Copy every line of the data in which the word "อกประธานกรรมการตามวรรคหน" occurs.

Collected data:
━━━━━━━━━━━━━━━━

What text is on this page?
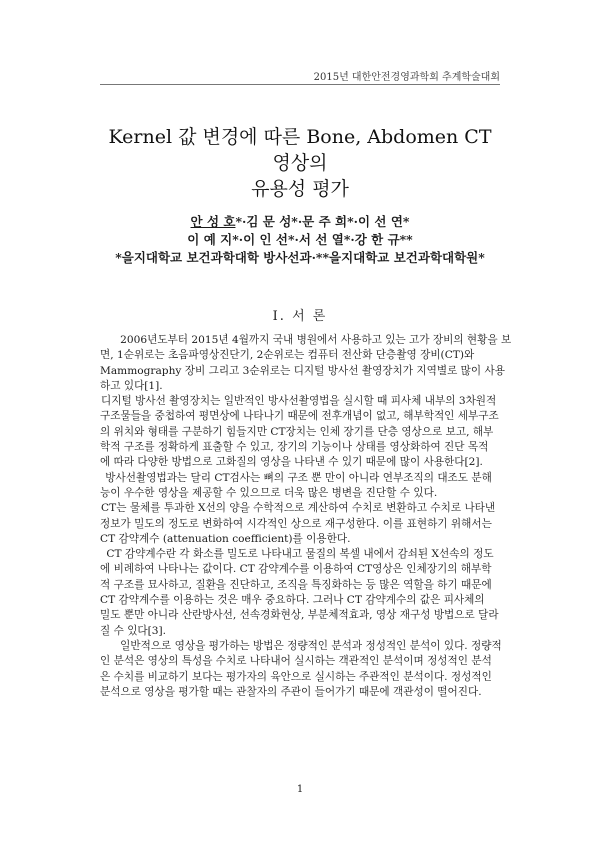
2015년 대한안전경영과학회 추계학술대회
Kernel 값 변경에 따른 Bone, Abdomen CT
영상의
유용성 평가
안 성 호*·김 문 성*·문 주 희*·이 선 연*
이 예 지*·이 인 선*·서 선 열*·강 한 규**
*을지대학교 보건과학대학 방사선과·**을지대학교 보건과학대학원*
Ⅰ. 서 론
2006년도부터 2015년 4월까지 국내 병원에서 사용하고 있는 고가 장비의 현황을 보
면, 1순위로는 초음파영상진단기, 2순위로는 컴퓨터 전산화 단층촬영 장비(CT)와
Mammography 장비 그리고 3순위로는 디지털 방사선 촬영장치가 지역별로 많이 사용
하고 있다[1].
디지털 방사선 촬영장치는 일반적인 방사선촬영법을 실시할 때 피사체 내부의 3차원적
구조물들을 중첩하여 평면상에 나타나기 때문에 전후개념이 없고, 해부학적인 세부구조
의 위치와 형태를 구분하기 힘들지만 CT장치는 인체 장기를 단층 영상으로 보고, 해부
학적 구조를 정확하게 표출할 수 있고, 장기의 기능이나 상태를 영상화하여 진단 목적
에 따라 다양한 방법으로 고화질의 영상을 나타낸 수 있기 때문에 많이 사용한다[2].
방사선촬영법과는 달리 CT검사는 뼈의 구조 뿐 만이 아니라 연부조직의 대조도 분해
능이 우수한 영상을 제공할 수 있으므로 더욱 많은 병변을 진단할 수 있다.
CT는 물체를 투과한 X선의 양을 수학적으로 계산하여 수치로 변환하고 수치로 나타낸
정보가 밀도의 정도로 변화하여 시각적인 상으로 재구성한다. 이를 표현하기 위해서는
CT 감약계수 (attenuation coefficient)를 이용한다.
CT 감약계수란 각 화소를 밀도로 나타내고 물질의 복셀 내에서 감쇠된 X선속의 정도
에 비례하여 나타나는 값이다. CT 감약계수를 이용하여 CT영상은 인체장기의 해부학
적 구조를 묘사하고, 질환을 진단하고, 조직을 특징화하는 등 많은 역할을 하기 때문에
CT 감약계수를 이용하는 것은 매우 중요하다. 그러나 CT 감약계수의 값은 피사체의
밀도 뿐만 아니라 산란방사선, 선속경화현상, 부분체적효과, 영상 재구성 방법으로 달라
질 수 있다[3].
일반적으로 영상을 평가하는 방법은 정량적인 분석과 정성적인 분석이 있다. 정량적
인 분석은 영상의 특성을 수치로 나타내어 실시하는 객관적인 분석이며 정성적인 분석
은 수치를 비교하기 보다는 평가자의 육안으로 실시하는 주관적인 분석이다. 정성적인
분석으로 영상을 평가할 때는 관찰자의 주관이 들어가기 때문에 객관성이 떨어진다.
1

━━━━━━━━━━━━━━━━

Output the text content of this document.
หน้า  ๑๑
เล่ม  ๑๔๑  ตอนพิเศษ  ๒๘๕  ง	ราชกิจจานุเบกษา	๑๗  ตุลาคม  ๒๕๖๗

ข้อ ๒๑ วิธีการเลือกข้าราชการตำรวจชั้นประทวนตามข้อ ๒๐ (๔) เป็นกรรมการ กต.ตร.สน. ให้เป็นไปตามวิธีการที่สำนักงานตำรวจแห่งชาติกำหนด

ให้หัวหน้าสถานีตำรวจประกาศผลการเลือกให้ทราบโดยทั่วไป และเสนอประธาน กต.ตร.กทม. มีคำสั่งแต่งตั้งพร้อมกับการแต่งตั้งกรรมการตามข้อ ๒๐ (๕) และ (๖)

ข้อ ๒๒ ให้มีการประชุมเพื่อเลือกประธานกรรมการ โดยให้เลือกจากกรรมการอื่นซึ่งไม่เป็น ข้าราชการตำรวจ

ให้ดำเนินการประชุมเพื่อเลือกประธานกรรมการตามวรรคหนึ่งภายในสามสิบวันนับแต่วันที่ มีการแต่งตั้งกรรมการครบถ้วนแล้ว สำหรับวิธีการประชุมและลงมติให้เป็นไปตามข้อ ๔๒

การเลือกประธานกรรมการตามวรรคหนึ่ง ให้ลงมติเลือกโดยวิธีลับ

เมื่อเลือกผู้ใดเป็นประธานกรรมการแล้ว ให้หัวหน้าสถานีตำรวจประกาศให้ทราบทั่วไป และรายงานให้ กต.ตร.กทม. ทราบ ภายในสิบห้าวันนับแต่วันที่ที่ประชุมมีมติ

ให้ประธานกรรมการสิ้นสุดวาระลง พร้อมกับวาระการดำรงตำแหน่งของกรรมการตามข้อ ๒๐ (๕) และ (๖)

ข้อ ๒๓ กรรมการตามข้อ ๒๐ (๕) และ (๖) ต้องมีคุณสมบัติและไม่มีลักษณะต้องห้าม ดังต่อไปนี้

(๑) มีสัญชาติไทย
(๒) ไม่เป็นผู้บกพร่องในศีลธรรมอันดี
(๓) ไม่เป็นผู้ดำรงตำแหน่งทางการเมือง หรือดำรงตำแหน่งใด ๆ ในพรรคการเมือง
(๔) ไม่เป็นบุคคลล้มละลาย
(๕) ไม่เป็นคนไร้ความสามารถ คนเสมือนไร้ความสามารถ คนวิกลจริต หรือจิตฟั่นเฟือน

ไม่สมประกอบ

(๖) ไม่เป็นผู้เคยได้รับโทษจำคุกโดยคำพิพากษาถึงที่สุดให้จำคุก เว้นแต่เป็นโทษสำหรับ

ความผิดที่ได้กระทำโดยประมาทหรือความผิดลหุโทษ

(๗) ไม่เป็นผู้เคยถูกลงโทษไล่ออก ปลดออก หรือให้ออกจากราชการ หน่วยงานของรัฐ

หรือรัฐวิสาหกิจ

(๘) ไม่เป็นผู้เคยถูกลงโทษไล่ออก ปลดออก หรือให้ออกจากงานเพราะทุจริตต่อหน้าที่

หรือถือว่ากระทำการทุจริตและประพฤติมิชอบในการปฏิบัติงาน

━━━━━━━━━━━━━━━━

## Exercise answer
ให้ดำเนินการประชุมเพื่อเลือกประธานกรรมการตามวรรคหนึ่งภายในสามสิบวันนับแต่วันที่ มีการแต่งตั้งกรรมการครบถ้วนแล้ว สำหรับวิธีการประชุมและลงมติให้เป็นไปตามข้อ ๔๒
การเลือกประธานกรรมการตามวรรคหนึ่ง ให้ลงมติเลือกโดยวิธีลับ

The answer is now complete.